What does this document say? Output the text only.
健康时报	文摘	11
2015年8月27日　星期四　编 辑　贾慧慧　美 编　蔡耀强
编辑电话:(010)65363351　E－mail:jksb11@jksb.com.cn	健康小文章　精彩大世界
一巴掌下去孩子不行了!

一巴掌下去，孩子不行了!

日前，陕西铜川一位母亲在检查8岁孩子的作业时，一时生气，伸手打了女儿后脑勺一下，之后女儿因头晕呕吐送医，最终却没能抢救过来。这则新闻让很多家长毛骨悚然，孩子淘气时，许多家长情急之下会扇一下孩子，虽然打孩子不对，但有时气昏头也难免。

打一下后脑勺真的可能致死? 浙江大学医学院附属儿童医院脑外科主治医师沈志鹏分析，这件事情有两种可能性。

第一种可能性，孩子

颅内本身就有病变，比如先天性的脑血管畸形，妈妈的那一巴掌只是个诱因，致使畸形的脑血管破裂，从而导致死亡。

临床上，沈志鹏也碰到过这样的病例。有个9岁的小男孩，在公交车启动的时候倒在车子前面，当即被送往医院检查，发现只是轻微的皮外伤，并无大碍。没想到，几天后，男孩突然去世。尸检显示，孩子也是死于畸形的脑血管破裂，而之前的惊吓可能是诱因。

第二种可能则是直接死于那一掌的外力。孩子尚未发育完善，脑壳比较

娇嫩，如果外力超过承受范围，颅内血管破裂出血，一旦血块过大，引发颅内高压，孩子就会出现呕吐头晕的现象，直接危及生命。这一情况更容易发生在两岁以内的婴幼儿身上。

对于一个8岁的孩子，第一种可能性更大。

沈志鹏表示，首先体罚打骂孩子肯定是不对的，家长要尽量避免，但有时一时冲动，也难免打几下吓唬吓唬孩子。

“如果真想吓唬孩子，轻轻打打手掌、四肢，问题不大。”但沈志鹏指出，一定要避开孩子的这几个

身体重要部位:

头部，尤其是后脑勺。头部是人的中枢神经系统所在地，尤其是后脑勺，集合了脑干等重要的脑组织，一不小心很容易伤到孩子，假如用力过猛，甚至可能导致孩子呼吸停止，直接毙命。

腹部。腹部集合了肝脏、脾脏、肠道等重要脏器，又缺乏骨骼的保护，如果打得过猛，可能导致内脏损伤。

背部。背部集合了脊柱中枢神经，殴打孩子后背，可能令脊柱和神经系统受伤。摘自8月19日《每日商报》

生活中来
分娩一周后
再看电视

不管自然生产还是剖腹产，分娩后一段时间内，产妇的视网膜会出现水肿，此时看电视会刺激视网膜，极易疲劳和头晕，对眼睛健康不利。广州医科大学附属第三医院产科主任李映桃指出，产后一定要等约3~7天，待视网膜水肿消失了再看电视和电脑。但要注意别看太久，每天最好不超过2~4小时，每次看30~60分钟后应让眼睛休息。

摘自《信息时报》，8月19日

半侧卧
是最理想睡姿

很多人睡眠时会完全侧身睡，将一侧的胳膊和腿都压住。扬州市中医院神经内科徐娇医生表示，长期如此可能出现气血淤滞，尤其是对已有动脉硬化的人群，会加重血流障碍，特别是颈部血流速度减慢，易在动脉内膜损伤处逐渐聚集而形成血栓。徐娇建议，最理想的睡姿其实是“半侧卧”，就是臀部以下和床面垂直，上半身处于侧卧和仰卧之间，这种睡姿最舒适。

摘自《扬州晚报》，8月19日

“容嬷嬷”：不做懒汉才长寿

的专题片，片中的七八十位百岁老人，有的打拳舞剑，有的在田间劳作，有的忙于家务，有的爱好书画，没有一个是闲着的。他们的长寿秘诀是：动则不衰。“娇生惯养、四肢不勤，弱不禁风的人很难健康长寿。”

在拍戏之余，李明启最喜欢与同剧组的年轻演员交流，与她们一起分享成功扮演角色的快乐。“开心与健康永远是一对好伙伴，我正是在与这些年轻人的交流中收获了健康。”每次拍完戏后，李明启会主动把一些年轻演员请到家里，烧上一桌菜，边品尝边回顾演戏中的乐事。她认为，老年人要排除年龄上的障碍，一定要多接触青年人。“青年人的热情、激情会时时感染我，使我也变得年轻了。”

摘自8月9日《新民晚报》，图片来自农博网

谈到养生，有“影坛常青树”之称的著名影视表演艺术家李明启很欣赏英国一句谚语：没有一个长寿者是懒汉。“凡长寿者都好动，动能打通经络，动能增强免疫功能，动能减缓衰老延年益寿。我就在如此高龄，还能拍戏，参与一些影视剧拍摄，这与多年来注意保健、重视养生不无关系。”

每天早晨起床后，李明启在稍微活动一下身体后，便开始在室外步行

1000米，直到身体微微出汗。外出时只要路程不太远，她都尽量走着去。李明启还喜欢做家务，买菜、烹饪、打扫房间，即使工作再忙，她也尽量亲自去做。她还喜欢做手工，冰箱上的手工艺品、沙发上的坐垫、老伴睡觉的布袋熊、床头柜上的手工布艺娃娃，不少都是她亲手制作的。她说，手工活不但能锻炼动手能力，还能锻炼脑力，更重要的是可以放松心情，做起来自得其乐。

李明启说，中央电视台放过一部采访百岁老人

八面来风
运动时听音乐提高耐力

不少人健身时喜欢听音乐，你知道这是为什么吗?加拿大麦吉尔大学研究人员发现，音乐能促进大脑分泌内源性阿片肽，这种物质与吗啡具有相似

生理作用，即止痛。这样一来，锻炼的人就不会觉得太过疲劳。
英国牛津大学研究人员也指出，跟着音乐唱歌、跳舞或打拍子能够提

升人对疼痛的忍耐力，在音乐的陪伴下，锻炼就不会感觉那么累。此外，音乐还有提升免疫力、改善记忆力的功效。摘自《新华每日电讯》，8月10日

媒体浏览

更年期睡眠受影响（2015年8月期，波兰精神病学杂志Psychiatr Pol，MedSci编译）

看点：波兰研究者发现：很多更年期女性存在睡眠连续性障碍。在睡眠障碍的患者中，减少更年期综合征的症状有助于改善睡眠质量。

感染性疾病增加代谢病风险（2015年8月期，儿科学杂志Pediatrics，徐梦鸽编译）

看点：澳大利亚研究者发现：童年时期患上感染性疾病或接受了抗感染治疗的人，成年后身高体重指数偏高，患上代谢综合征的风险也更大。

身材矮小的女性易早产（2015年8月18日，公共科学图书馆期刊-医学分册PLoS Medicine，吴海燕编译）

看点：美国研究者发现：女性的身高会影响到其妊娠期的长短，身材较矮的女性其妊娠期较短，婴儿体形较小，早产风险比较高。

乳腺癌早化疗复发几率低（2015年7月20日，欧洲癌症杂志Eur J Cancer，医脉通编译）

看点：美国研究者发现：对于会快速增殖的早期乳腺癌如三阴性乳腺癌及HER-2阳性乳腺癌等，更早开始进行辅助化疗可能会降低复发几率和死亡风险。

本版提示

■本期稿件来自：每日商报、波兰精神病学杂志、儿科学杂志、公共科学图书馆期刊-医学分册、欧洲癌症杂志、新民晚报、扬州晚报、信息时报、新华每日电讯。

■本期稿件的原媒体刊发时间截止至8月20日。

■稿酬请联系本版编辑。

* PROBLEM TO WORK ON
Go through the records and pull out each line that includes the word "每日商报".

* OUTPUT BELOW
背部。背部集合了脊柱中枢神经，殴打孩子后背，可能令脊柱和神经系统受伤。摘自8月19日《每日商报》
■本期稿件来自：每日商报、波兰精神病学杂志、儿科学杂志、公共科学图书馆期刊-医学分册、欧洲癌症杂志、新民晚报、扬州晚报、信息时报、新华每日电讯。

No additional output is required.